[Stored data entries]

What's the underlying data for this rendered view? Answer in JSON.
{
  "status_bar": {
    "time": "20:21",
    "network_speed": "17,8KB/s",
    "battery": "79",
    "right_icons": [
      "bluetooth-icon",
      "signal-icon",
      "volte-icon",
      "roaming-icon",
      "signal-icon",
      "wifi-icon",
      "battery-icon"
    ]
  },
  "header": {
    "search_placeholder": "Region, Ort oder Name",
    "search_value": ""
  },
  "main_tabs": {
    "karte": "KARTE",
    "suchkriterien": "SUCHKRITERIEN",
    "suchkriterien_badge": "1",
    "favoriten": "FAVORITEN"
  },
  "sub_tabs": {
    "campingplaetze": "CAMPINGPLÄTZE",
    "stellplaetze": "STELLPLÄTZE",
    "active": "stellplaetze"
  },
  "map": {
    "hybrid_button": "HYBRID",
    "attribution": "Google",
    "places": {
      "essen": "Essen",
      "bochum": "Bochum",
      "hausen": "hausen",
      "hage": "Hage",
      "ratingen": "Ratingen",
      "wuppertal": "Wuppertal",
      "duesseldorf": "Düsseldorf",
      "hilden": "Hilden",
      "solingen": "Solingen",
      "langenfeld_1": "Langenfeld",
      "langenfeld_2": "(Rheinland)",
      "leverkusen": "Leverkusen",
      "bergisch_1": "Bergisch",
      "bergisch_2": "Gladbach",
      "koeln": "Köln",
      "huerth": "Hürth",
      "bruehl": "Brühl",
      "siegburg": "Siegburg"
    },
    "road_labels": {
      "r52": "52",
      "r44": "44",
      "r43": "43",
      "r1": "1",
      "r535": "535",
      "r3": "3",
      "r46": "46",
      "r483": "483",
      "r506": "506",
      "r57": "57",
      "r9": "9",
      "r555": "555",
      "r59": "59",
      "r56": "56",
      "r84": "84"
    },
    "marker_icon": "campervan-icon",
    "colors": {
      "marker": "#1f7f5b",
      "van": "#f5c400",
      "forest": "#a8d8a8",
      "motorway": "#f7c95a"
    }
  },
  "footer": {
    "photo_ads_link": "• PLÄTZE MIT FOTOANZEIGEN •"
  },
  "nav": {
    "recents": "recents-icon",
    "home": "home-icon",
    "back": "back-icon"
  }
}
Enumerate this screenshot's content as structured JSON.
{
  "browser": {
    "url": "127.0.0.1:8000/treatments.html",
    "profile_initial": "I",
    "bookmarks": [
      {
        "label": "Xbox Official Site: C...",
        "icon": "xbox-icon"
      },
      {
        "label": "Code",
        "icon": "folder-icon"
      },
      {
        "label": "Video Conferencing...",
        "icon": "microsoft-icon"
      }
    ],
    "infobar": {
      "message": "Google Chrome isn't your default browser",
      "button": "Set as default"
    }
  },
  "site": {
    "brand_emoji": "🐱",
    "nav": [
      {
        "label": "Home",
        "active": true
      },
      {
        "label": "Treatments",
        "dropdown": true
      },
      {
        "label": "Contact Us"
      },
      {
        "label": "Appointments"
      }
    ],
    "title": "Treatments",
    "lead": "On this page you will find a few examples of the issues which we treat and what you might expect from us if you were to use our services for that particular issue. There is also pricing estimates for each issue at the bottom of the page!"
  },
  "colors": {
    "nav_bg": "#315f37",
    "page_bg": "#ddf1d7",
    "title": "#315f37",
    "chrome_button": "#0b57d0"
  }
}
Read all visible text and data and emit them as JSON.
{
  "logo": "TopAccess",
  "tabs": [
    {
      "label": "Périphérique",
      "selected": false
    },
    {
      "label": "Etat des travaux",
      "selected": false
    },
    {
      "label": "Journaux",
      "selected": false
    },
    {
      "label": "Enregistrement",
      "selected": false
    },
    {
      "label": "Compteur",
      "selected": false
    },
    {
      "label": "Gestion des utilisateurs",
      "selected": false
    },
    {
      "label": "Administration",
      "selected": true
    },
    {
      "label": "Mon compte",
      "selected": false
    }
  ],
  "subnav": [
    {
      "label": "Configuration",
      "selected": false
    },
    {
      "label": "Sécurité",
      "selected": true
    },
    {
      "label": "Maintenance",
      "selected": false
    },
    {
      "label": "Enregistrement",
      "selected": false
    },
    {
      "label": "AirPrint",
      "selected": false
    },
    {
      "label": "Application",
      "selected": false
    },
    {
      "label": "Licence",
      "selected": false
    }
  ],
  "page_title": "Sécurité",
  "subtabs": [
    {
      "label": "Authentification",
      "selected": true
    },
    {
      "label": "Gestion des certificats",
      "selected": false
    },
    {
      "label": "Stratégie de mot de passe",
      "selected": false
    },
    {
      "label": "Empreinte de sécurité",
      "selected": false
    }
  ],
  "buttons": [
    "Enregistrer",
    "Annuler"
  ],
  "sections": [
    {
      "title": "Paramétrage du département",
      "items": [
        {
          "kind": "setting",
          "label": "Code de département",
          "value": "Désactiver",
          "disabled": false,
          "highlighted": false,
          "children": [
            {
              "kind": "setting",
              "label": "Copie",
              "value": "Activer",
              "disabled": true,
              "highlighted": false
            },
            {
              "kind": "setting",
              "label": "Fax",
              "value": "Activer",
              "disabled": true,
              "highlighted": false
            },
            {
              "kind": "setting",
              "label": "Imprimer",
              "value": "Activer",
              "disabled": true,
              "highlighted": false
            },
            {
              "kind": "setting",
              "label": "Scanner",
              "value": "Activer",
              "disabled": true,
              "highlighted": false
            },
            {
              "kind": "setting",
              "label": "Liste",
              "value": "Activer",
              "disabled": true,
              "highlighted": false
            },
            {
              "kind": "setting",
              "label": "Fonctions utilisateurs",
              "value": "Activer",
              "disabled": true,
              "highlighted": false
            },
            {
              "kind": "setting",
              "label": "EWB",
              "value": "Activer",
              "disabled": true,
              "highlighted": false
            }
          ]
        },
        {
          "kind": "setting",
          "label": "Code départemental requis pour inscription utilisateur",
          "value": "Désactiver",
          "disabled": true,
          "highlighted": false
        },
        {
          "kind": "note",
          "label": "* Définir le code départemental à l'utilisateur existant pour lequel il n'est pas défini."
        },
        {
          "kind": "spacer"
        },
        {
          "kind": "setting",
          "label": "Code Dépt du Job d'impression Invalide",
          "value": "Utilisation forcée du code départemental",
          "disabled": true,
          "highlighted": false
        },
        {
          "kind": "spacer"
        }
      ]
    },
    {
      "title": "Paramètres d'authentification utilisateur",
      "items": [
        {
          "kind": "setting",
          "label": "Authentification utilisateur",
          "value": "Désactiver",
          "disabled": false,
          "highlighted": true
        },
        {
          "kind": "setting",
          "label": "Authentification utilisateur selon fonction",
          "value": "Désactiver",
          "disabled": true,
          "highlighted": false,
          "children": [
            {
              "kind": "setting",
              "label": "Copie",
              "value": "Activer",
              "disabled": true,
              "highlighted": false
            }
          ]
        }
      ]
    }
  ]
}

▶ Set exercise
Transcribe the material above word for word.

▶ Task solution
What's the underlying data for this rendered view? Answer in JSON.
{
  "status_bar": {
    "time": "20:21",
    "network_speed": "17,8KB/s",
    "battery": "79",
    "right_icons": [
      "bluetooth-icon",
      "signal-icon",
      "volte-icon",
      "roaming-icon",
      "signal-icon",
      "wifi-icon",
      "battery-icon"
    ]
  },
  "header": {
    "search_placeholder": "Region, Ort oder Name",
    "search_value": ""
  },
  "main_tabs": {
    "karte": "KARTE",
    "suchkriterien": "SUCHKRITERIEN",
    "suchkriterien_badge": "1",
    "favoriten": "FAVORITEN"
  },
  "sub_tabs": {
    "campingplaetze": "CAMPINGPLÄTZE",
    "stellplaetze": "STELLPLÄTZE",
    "active": "stellplaetze"
  },
  "map": {
    "hybrid_button": "HYBRID",
    "attribution": "Google",
    "places": {
      "essen": "Essen",
      "bochum": "Bochum",
      "hausen": "hausen",
      "hage": "Hage",
      "ratingen": "Ratingen",
      "wuppertal": "Wuppertal",
      "duesseldorf": "Düsseldorf",
      "hilden": "Hilden",
      "solingen": "Solingen",
      "langenfeld_1": "Langenfeld",
      "langenfeld_2": "(Rheinland)",
      "leverkusen": "Leverkusen",
      "bergisch_1": "Bergisch",
      "bergisch_2": "Gladbach",
      "koeln": "Köln",
      "huerth": "Hürth",
      "bruehl": "Brühl",
      "siegburg": "Siegburg"
    },
    "road_labels": {
      "r52": "52",
      "r44": "44",
      "r43": "43",
      "r1": "1",
      "r535": "535",
      "r3": "3",
      "r46": "46",
      "r483": "483",
      "r506": "506",
      "r57": "57",
      "r9": "9",
      "r555": "555",
      "r59": "59",
      "r56": "56",
      "r84": "84"
    },
    "marker_icon": "campervan-icon",
    "colors": {
      "marker": "#1f7f5b",
      "van": "#f5c400",
      "forest": "#a8d8a8",
      "motorway": "#f7c95a"
    }
  },
  "footer": {
    "photo_ads_link": "• PLÄTZE MIT FOTOANZEIGEN •"
  },
  "nav": {
    "recents": "recents-icon",
    "home": "home-icon",
    "back": "back-icon"
  }
}
Enumerate this screenshot's content as structured JSON.
{
  "browser": {
    "url": "127.0.0.1:8000/treatments.html",
    "profile_initial": "I",
    "bookmarks": [
      {
        "label": "Xbox Official Site: C...",
        "icon": "xbox-icon"
      },
      {
        "label": "Code",
        "icon": "folder-icon"
      },
      {
        "label": "Video Conferencing...",
        "icon": "microsoft-icon"
      }
    ],
    "infobar": {
      "message": "Google Chrome isn't your default browser",
      "button": "Set as default"
    }
  },
  "site": {
    "brand_emoji": "🐱",
    "nav": [
      {
        "label": "Home",
        "active": true
      },
      {
        "label": "Treatments",
        "dropdown": true
      },
      {
        "label": "Contact Us"
      },
      {
        "label": "Appointments"
      }
    ],
    "title": "Treatments",
    "lead": "On this page you will find a few examples of the issues which we treat and what you might expect from us if you were to use our services for that particular issue. There is also pricing estimates for each issue at the bottom of the page!"
  },
  "colors": {
    "nav_bg": "#315f37",
    "page_bg": "#ddf1d7",
    "title": "#315f37",
    "chrome_button": "#0b57d0"
  }
}
Read all visible text and data and emit them as JSON.
{
  "logo": "TopAccess",
  "tabs": [
    {
      "label": "Périphérique",
      "selected": false
    },
    {
      "label": "Etat des travaux",
      "selected": false
    },
    {
      "label": "Journaux",
      "selected": false
    },
    {
      "label": "Enregistrement",
      "selected": false
    },
    {
      "label": "Compteur",
      "selected": false
    },
    {
      "label": "Gestion des utilisateurs",
      "selected": false
    },
    {
      "label": "Administration",
      "selected": true
    },
    {
      "label": "Mon compte",
      "selected": false
    }
  ],
  "subnav": [
    {
      "label": "Configuration",
      "selected": false
    },
    {
      "label": "Sécurité",
      "selected": true
    },
    {
      "label": "Maintenance",
      "selected": false
    },
    {
      "label": "Enregistrement",
      "selected": false
    },
    {
      "label": "AirPrint",
      "selected": false
    },
    {
      "label": "Application",
      "selected": false
    },
    {
      "label": "Licence",
      "selected": false
    }
  ],
  "page_title": "Sécurité",
  "subtabs": [
    {
      "label": "Authentification",
      "selected": true
    },
    {
      "label": "Gestion des certificats",
      "selected": false
    },
    {
      "label": "Stratégie de mot de passe",
      "selected": false
    },
    {
      "label": "Empreinte de sécurité",
      "selected": false
    }
  ],
  "buttons": [
    "Enregistrer",
    "Annuler"
  ],
  "sections": [
    {
      "title": "Paramétrage du département",
      "items": [
        {
          "kind": "setting",
          "label": "Code de département",
          "value": "Désactiver",
          "disabled": false,
          "highlighted": false,
          "children": [
            {
              "kind": "setting",
              "label": "Copie",
              "value": "Activer",
              "disabled": true,
              "highlighted": false
            },
            {
              "kind": "setting",
              "label": "Fax",
              "value": "Activer",
              "disabled": true,
              "highlighted": false
            },
            {
              "kind": "setting",
              "label": "Imprimer",
              "value": "Activer",
              "disabled": true,
              "highlighted": false
            },
            {
              "kind": "setting",
              "label": "Scanner",
              "value": "Activer",
              "disabled": true,
              "highlighted": false
            },
            {
              "kind": "setting",
              "label": "Liste",
              "value": "Activer",
              "disabled": true,
              "highlighted": false
            },
            {
              "kind": "setting",
              "label": "Fonctions utilisateurs",
              "value": "Activer",
              "disabled": true,
              "highlighted": false
            },
            {
              "kind": "setting",
              "label": "EWB",
              "value": "Activer",
              "disabled": true,
              "highlighted": false
            }
          ]
        },
        {
          "kind": "setting",
          "label": "Code départemental requis pour inscription utilisateur",
          "value": "Désactiver",
          "disabled": true,
          "highlighted": false
        },
        {
          "kind": "note",
          "label": "* Définir le code départemental à l'utilisateur existant pour lequel il n'est pas défini."
        },
        {
          "kind": "spacer"
        },
        {
          "kind": "setting",
          "label": "Code Dépt du Job d'impression Invalide",
          "value": "Utilisation forcée du code départemental",
          "disabled": true,
          "highlighted": false
        },
        {
          "kind": "spacer"
        }
      ]
    },
    {
      "title": "Paramètres d'authentification utilisateur",
      "items": [
        {
          "kind": "setting",
          "label": "Authentification utilisateur",
          "value": "Désactiver",
          "disabled": false,
          "highlighted": true
        },
        {
          "kind": "setting",
          "label": "Authentification utilisateur selon fonction",
          "value": "Désactiver",
          "disabled": true,
          "highlighted": false,
          "children": [
            {
              "kind": "setting",
              "label": "Copie",
              "value": "Activer",
              "disabled": true,
              "highlighted": false
            }
          ]
        }
      ]
    }
  ]
}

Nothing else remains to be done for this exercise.